* _Problem requirements_: Update everything from the start of the records down to the line containing "1139, 1125, 1204]", replacing "answer-blank" with "answer-box" and leaving all else unchanged.

★ ★ ★ ★

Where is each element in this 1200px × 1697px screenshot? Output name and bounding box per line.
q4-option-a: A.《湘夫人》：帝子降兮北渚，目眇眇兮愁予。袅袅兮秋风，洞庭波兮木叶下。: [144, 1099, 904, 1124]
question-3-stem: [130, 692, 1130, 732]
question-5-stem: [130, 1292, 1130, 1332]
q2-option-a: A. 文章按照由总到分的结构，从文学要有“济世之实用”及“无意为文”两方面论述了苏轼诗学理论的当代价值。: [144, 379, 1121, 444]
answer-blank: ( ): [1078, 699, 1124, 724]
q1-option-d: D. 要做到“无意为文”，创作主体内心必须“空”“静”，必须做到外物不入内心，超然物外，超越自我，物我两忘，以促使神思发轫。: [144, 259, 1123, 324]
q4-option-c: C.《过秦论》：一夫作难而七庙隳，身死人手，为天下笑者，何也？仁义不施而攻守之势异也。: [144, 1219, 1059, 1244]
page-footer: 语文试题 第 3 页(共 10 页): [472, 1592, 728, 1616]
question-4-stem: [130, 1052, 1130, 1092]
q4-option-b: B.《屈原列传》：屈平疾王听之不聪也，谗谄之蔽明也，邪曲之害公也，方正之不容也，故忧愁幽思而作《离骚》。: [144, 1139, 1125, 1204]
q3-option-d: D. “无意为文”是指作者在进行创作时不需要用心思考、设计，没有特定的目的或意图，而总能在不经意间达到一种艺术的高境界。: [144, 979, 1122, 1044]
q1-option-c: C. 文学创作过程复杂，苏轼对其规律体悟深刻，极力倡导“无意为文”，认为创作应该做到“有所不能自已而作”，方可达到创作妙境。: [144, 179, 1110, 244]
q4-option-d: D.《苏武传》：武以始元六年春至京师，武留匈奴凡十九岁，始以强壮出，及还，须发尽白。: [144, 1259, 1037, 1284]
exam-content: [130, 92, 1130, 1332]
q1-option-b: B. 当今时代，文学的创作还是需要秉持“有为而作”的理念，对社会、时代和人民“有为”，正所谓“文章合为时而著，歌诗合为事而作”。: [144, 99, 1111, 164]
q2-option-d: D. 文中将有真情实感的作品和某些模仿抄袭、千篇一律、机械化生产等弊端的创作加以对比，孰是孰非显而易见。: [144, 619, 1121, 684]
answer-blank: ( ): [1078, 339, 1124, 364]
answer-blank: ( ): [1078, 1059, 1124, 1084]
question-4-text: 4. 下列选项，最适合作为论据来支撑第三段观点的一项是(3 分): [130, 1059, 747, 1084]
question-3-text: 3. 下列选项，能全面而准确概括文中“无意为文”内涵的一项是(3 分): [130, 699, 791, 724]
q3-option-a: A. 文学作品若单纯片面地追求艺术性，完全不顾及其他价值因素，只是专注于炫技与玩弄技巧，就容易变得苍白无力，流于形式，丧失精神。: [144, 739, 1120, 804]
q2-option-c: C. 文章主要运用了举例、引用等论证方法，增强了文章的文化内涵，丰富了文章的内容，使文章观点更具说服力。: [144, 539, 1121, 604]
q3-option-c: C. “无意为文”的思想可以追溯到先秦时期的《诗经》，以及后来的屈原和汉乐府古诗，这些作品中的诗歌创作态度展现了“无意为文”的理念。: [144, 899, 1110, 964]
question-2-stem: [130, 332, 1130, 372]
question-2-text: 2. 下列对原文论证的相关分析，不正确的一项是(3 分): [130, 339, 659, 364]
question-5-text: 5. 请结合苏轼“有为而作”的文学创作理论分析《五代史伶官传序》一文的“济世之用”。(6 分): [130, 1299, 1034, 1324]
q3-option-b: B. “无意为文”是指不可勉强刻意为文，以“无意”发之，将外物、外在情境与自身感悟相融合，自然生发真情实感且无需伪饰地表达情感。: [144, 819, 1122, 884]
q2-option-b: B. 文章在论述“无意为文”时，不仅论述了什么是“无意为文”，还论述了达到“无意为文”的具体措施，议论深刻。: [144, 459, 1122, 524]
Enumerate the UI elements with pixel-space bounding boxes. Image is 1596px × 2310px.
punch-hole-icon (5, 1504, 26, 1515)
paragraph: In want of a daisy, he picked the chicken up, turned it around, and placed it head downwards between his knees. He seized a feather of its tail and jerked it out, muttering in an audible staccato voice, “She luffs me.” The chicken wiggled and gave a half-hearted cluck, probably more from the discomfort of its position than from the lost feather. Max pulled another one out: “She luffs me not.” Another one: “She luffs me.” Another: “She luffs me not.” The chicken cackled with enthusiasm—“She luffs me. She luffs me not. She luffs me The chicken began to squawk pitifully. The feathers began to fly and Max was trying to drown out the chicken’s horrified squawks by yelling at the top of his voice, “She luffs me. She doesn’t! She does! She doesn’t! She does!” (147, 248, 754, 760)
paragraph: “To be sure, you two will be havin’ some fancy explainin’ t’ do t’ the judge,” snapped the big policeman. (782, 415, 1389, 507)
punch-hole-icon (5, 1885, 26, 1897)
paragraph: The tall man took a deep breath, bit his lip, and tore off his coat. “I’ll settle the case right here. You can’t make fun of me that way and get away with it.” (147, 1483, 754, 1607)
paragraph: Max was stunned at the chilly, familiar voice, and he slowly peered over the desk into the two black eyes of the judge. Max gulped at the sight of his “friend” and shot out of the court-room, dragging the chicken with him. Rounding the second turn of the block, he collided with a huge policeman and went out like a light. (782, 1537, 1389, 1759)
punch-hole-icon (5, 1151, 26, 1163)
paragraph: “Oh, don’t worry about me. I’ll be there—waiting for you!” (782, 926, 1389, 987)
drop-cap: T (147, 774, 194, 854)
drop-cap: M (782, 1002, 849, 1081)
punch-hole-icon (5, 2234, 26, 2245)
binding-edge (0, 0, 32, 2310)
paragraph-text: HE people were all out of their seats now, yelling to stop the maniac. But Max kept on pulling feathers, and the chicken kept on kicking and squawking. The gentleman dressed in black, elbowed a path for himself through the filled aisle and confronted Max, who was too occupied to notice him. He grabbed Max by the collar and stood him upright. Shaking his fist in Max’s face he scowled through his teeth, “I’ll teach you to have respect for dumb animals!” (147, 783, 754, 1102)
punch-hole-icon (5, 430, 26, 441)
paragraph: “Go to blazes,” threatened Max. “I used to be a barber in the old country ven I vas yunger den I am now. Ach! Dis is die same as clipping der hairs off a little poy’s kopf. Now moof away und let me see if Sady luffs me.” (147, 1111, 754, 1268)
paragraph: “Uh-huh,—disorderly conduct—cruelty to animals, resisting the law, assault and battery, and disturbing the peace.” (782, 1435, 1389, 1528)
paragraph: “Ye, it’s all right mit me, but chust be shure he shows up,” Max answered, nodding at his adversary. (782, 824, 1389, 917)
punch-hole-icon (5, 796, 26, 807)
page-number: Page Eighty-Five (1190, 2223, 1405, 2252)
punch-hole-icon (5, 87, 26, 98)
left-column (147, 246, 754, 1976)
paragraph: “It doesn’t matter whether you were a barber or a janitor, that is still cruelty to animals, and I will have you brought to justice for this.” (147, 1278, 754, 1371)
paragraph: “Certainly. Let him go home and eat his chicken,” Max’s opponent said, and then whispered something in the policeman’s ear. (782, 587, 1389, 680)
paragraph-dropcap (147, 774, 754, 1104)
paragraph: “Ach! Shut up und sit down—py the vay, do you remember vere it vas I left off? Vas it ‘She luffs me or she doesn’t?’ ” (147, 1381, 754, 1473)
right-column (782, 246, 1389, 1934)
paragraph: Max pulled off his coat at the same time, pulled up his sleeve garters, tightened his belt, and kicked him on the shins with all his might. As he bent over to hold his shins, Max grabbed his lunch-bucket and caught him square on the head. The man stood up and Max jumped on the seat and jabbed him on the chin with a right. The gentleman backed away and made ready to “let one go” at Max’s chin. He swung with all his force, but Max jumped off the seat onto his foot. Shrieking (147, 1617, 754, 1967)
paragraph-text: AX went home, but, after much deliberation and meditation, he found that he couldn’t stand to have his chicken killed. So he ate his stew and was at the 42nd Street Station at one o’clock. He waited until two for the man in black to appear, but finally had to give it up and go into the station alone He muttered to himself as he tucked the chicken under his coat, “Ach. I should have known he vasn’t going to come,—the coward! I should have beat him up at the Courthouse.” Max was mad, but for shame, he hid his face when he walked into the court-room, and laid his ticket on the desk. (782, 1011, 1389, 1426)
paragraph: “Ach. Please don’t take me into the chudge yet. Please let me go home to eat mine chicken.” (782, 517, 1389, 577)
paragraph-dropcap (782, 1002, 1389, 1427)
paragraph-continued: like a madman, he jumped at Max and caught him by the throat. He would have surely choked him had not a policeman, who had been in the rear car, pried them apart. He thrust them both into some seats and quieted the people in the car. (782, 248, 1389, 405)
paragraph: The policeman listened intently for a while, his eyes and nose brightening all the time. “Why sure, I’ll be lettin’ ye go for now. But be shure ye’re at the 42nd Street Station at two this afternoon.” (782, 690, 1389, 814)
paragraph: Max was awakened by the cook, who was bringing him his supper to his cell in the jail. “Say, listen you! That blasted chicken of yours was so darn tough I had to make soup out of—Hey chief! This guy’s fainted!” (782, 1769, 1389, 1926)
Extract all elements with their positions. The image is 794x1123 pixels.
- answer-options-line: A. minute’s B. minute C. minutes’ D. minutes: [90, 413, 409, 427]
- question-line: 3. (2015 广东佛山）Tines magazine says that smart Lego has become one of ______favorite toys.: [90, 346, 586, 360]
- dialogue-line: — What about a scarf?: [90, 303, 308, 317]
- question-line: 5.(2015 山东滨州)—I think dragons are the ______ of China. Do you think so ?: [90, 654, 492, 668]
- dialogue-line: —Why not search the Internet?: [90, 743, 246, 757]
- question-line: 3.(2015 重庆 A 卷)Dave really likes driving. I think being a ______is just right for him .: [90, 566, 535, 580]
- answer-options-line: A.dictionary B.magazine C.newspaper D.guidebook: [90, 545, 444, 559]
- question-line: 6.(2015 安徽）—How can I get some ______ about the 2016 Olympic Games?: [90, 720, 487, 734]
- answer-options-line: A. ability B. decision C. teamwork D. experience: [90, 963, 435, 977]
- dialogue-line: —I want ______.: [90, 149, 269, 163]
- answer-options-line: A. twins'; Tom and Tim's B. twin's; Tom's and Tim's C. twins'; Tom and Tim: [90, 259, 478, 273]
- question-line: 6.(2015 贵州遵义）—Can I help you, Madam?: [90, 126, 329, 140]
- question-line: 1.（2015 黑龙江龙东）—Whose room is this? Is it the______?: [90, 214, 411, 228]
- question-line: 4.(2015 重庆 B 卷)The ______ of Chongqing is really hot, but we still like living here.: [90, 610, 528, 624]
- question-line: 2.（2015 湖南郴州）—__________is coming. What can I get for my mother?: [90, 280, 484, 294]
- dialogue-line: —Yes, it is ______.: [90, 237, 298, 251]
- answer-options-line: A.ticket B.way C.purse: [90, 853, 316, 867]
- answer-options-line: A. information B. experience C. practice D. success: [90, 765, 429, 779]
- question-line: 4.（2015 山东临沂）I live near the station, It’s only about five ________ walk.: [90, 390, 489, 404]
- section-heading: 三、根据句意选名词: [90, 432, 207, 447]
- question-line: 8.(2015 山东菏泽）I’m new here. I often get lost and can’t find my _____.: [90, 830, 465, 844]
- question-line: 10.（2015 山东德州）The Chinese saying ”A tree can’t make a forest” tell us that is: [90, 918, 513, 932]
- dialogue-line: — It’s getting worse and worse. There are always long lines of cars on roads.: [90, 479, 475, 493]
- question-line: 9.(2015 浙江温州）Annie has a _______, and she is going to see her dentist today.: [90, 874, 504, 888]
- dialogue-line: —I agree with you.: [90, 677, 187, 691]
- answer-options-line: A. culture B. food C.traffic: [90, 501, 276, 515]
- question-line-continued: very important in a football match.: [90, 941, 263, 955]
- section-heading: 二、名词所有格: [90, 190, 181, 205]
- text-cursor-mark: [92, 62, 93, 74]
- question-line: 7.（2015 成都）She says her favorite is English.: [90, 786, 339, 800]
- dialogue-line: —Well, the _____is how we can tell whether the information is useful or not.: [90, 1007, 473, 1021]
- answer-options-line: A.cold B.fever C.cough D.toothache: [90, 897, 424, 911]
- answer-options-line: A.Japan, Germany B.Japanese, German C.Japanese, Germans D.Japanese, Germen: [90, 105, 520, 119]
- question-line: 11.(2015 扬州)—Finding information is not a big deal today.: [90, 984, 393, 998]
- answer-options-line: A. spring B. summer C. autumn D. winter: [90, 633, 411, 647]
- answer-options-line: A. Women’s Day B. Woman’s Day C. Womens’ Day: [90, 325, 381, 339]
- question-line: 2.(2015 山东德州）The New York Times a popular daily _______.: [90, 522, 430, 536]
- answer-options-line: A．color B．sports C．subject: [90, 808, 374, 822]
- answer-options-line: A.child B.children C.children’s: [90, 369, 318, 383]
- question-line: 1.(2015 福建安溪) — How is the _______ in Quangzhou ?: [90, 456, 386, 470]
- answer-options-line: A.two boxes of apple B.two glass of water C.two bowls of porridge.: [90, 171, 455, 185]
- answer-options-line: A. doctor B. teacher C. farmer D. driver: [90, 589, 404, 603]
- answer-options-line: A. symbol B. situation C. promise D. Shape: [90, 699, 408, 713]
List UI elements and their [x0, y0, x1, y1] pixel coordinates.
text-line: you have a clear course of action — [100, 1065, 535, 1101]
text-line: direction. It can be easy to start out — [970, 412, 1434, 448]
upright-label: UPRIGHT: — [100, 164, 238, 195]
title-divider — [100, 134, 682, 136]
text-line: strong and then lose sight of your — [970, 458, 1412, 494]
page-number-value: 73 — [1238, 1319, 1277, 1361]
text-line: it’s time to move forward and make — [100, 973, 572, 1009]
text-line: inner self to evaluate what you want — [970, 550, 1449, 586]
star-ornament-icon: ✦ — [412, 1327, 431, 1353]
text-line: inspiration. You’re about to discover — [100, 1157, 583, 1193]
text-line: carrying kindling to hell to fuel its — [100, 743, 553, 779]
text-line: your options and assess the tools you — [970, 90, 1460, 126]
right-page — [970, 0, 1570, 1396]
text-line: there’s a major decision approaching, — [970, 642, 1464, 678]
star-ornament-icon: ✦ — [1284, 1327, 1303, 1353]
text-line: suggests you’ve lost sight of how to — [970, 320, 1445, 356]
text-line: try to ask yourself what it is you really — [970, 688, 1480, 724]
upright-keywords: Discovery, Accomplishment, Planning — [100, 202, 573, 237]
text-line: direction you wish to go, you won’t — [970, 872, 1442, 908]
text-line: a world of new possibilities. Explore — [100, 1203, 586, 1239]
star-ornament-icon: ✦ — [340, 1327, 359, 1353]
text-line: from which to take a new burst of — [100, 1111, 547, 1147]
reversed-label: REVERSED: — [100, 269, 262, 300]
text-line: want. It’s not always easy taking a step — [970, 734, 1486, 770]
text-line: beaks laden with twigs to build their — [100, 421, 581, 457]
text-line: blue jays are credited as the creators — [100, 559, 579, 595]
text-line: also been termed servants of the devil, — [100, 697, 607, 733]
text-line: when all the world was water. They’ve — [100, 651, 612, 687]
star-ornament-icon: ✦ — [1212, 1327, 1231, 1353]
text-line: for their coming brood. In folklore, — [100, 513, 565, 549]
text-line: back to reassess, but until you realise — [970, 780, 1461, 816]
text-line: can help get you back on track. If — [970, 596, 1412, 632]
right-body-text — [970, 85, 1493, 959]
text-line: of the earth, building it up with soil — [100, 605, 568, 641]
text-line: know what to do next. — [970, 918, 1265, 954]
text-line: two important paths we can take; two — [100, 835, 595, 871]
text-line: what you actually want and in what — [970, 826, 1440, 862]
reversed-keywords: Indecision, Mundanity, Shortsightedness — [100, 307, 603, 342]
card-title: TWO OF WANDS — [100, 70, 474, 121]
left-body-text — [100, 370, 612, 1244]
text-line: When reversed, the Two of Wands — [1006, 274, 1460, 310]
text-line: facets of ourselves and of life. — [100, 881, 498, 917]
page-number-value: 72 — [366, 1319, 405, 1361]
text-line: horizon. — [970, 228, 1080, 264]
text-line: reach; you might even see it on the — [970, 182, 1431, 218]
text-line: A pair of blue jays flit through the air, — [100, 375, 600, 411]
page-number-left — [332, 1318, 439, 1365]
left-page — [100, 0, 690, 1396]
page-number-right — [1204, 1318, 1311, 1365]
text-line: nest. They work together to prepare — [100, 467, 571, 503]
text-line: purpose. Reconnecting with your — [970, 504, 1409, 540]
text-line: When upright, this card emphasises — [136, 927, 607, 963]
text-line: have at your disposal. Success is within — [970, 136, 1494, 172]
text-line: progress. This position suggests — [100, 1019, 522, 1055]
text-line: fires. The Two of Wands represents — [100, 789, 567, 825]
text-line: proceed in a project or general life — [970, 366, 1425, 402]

★ ★ ★ ★

* _Solved problem_:
Where is each element in this 1200px × 1697px screenshot? Output name and bounding box per line.
q4-option-a: A.《湘夫人》：帝子降兮北渚，目眇眇兮愁予。袅袅兮秋风，洞庭波兮木叶下。: [144, 1099, 904, 1124]
question-3-stem: [130, 692, 1130, 732]
question-5-stem: [130, 1292, 1130, 1332]
q2-option-a: A. 文章按照由总到分的结构，从文学要有“济世之实用”及“无意为文”两方面论述了苏轼诗学理论的当代价值。: [144, 379, 1121, 444]
answer-box: ( ): [1078, 699, 1124, 724]
q1-option-d: D. 要做到“无意为文”，创作主体内心必须“空”“静”，必须做到外物不入内心，超然物外，超越自我，物我两忘，以促使神思发轫。: [144, 259, 1123, 324]
q4-option-c: C.《过秦论》：一夫作难而七庙隳，身死人手，为天下笑者，何也？仁义不施而攻守之势异也。: [144, 1219, 1059, 1244]
page-footer: 语文试题 第 3 页(共 10 页): [472, 1592, 728, 1616]
question-4-stem: [130, 1052, 1130, 1092]
q4-option-b: B.《屈原列传》：屈平疾王听之不聪也，谗谄之蔽明也，邪曲之害公也，方正之不容也，故忧愁幽思而作《离骚》。: [144, 1139, 1125, 1204]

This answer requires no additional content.